**What you have to do**
In this exercise, reproduce all the entries that follow exactly.

--- START Data in this exercise ---

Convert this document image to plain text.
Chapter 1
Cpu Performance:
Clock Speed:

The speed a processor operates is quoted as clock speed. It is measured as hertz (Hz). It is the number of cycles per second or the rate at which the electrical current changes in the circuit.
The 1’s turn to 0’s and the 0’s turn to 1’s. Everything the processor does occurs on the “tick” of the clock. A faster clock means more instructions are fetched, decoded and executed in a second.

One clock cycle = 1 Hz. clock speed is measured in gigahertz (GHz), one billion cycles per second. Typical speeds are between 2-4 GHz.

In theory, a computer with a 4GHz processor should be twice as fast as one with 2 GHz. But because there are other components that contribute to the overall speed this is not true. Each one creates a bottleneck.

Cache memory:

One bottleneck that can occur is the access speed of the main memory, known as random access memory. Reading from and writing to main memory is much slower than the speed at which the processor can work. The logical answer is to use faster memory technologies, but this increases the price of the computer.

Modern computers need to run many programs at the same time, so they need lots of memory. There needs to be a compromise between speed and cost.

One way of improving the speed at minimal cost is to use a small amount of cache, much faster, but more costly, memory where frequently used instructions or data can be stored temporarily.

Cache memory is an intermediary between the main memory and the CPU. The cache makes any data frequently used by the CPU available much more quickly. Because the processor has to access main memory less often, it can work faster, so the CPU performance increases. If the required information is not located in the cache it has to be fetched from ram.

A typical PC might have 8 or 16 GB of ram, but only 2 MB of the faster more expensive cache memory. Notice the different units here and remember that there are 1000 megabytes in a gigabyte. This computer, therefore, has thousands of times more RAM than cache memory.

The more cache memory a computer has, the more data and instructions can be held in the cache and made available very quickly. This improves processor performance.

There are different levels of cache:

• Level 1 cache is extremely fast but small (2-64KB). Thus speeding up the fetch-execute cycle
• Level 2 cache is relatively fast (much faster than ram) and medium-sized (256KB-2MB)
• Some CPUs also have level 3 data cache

--- END Data in this exercise ---

**Output for this exercise**
Convert this document image to plain text.
Chapter 1
Cpu Performance:
Clock Speed:

The speed a processor operates is quoted as clock speed. It is measured as hertz (Hz). It is the number of cycles per second or the rate at which the electrical current changes in the circuit.
The 1’s turn to 0’s and the 0’s turn to 1’s. Everything the processor does occurs on the “tick” of the clock. A faster clock means more instructions are fetched, decoded and executed in a second.

One clock cycle = 1 Hz. clock speed is measured in gigahertz (GHz), one billion cycles per second. Typical speeds are between 2-4 GHz.

In theory, a computer with a 4GHz processor should be twice as fast as one with 2 GHz. But because there are other components that contribute to the overall speed this is not true. Each one creates a bottleneck.

Cache memory:

One bottleneck that can occur is the access speed of the main memory, known as random access memory. Reading from and writing to main memory is much slower than the speed at which the processor can work. The logical answer is to use faster memory technologies, but this increases the price of the computer.

Modern computers need to run many programs at the same time, so they need lots of memory. There needs to be a compromise between speed and cost.

One way of improving the speed at minimal cost is to use a small amount of cache, much faster, but more costly, memory where frequently used instructions or data can be stored temporarily.

Cache memory is an intermediary between the main memory and the CPU. The cache makes any data frequently used by the CPU available much more quickly. Because the processor has to access main memory less often, it can work faster, so the CPU performance increases. If the required information is not located in the cache it has to be fetched from ram.

A typical PC might have 8 or 16 GB of ram, but only 2 MB of the faster more expensive cache memory. Notice the different units here and remember that there are 1000 megabytes in a gigabyte. This computer, therefore, has thousands of times more RAM than cache memory.

The more cache memory a computer has, the more data and instructions can be held in the cache and made available very quickly. This improves processor performance.

There are different levels of cache:

• Level 1 cache is extremely fast but small (2-64KB). Thus speeding up the fetch-execute cycle
• Level 2 cache is relatively fast (much faster than ram) and medium-sized (256KB-2MB)
• Some CPUs also have level 3 data cache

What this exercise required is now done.